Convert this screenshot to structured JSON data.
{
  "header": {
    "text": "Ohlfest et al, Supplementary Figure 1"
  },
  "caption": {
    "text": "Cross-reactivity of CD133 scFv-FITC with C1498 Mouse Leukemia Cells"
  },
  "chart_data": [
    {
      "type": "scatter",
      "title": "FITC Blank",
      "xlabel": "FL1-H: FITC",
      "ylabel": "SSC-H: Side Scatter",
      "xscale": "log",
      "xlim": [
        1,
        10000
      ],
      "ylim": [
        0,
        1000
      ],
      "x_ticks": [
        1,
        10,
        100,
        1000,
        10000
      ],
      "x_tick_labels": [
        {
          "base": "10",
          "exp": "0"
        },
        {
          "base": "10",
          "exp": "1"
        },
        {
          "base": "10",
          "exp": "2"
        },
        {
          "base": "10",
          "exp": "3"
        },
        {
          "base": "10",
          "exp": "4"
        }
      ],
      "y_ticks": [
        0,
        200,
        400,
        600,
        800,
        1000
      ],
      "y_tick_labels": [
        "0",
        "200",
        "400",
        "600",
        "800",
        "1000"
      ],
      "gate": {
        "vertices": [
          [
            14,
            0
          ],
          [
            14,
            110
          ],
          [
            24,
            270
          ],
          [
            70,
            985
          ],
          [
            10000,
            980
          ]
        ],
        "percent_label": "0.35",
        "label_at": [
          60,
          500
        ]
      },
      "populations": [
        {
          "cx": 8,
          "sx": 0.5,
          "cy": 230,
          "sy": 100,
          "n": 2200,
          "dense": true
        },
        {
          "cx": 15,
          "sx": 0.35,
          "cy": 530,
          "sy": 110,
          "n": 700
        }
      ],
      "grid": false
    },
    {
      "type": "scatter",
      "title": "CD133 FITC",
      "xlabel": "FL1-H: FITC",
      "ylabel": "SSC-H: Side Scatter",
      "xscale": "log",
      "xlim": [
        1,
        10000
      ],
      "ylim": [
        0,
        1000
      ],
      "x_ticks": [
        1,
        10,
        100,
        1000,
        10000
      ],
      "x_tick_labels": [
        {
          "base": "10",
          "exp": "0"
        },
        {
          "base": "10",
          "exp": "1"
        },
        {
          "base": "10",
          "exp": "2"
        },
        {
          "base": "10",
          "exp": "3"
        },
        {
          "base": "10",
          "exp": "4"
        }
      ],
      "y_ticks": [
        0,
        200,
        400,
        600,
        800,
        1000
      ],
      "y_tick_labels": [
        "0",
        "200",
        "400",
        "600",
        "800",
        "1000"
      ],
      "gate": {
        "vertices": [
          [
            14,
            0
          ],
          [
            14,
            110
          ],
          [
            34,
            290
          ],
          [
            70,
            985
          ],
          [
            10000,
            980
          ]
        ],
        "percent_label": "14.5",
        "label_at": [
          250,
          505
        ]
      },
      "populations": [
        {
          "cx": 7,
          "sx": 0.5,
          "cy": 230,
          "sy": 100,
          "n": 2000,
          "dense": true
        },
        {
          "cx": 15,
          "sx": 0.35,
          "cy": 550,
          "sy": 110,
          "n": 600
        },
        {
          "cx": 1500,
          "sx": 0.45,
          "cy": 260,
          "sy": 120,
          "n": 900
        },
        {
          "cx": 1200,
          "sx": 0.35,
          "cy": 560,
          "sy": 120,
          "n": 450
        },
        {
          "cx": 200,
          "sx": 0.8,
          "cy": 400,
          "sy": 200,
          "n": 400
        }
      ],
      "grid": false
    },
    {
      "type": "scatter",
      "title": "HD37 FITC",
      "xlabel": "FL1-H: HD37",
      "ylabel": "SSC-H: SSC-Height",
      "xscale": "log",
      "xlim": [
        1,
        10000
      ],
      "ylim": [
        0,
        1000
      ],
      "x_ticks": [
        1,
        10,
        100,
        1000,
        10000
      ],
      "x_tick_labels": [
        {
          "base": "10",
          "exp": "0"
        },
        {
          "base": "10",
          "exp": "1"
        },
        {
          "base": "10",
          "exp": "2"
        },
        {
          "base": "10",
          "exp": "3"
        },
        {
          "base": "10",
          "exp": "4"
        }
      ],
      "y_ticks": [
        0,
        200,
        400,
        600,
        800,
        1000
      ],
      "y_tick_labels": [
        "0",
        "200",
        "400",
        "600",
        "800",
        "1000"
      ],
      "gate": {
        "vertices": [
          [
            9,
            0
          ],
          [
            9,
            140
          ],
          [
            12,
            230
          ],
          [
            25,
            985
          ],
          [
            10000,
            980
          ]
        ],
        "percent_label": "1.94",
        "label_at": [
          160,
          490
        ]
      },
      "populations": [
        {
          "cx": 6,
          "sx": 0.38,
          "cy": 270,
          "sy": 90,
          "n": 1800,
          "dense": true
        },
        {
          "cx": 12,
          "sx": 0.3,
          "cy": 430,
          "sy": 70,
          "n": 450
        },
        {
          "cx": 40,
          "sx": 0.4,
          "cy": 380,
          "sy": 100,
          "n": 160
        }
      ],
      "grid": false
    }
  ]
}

------------

▶ _ABOUT THIS TASK_: Return all of the entries exactly as they were supplied.

▶ _ANSWER SPACE_:
Convert this screenshot to structured JSON data.
{
  "header": {
    "text": "Ohlfest et al, Supplementary Figure 1"
  },
  "caption": {
    "text": "Cross-reactivity of CD133 scFv-FITC with C1498 Mouse Leukemia Cells"
  },
  "chart_data": [
    {
      "type": "scatter",
      "title": "FITC Blank",
      "xlabel": "FL1-H: FITC",
      "ylabel": "SSC-H: Side Scatter",
      "xscale": "log",
      "xlim": [
        1,
        10000
      ],
      "ylim": [
        0,
        1000
      ],
      "x_ticks": [
        1,
        10,
        100,
        1000,
        10000
      ],
      "x_tick_labels": [
        {
          "base": "10",
          "exp": "0"
        },
        {
          "base": "10",
          "exp": "1"
        },
        {
          "base": "10",
          "exp": "2"
        },
        {
          "base": "10",
          "exp": "3"
        },
        {
          "base": "10",
          "exp": "4"
        }
      ],
      "y_ticks": [
        0,
        200,
        400,
        600,
        800,
        1000
      ],
      "y_tick_labels": [
        "0",
        "200",
        "400",
        "600",
        "800",
        "1000"
      ],
      "gate": {
        "vertices": [
          [
            14,
            0
          ],
          [
            14,
            110
          ],
          [
            24,
            270
          ],
          [
            70,
            985
          ],
          [
            10000,
            980
          ]
        ],
        "percent_label": "0.35",
        "label_at": [
          60,
          500
        ]
      },
      "populations": [
        {
          "cx": 8,
          "sx": 0.5,
          "cy": 230,
          "sy": 100,
          "n": 2200,
          "dense": true
        },
        {
          "cx": 15,
          "sx": 0.35,
          "cy": 530,
          "sy": 110,
          "n": 700
        }
      ],
      "grid": false
    },
    {
      "type": "scatter",
      "title": "CD133 FITC",
      "xlabel": "FL1-H: FITC",
      "ylabel": "SSC-H: Side Scatter",
      "xscale": "log",
      "xlim": [
        1,
        10000
      ],
      "ylim": [
        0,
        1000
      ],
      "x_ticks": [
        1,
        10,
        100,
        1000,
        10000
      ],
      "x_tick_labels": [
        {
          "base": "10",
          "exp": "0"
        },
        {
          "base": "10",
          "exp": "1"
        },
        {
          "base": "10",
          "exp": "2"
        },
        {
          "base": "10",
          "exp": "3"
        },
        {
          "base": "10",
          "exp": "4"
        }
      ],
      "y_ticks": [
        0,
        200,
        400,
        600,
        800,
        1000
      ],
      "y_tick_labels": [
        "0",
        "200",
        "400",
        "600",
        "800",
        "1000"
      ],
      "gate": {
        "vertices": [
          [
            14,
            0
          ],
          [
            14,
            110
          ],
          [
            34,
            290
          ],
          [
            70,
            985
          ],
          [
            10000,
            980
          ]
        ],
        "percent_label": "14.5",
        "label_at": [
          250,
          505
        ]
      },
      "populations": [
        {
          "cx": 7,
          "sx": 0.5,
          "cy": 230,
          "sy": 100,
          "n": 2000,
          "dense": true
        },
        {
          "cx": 15,
          "sx": 0.35,
          "cy": 550,
          "sy": 110,
          "n": 600
        },
        {
          "cx": 1500,
          "sx": 0.45,
          "cy": 260,
          "sy": 120,
          "n": 900
        },
        {
          "cx": 1200,
          "sx": 0.35,
          "cy": 560,
          "sy": 120,
          "n": 450
        },
        {
          "cx": 200,
          "sx": 0.8,
          "cy": 400,
          "sy": 200,
          "n": 400
        }
      ],
      "grid": false
    },
    {
      "type": "scatter",
      "title": "HD37 FITC",
      "xlabel": "FL1-H: HD37",
      "ylabel": "SSC-H: SSC-Height",
      "xscale": "log",
      "xlim": [
        1,
        10000
      ],
      "ylim": [
        0,
        1000
      ],
      "x_ticks": [
        1,
        10,
        100,
        1000,
        10000
      ],
      "x_tick_labels": [
        {
          "base": "10",
          "exp": "0"
        },
        {
          "base": "10",
          "exp": "1"
        },
        {
          "base": "10",
          "exp": "2"
        },
        {
          "base": "10",
          "exp": "3"
        },
        {
          "base": "10",
          "exp": "4"
        }
      ],
      "y_ticks": [
        0,
        200,
        400,
        600,
        800,
        1000
      ],
      "y_tick_labels": [
        "0",
        "200",
        "400",
        "600",
        "800",
        "1000"
      ],
      "gate": {
        "vertices": [
          [
            9,
            0
          ],
          [
            9,
            140
          ],
          [
            12,
            230
          ],
          [
            25,
            985
          ],
          [
            10000,
            980
          ]
        ],
        "percent_label": "1.94",
        "label_at": [
          160,
          490
        ]
      },
      "populations": [
        {
          "cx": 6,
          "sx": 0.38,
          "cy": 270,
          "sy": 90,
          "n": 1800,
          "dense": true
        },
        {
          "cx": 12,
          "sx": 0.3,
          "cy": 430,
          "sy": 70,
          "n": 450
        },
        {
          "cx": 40,
          "sx": 0.4,
          "cy": 380,
          "sy": 100,
          "n": 160
        }
      ],
      "grid": false
    }
  ]
}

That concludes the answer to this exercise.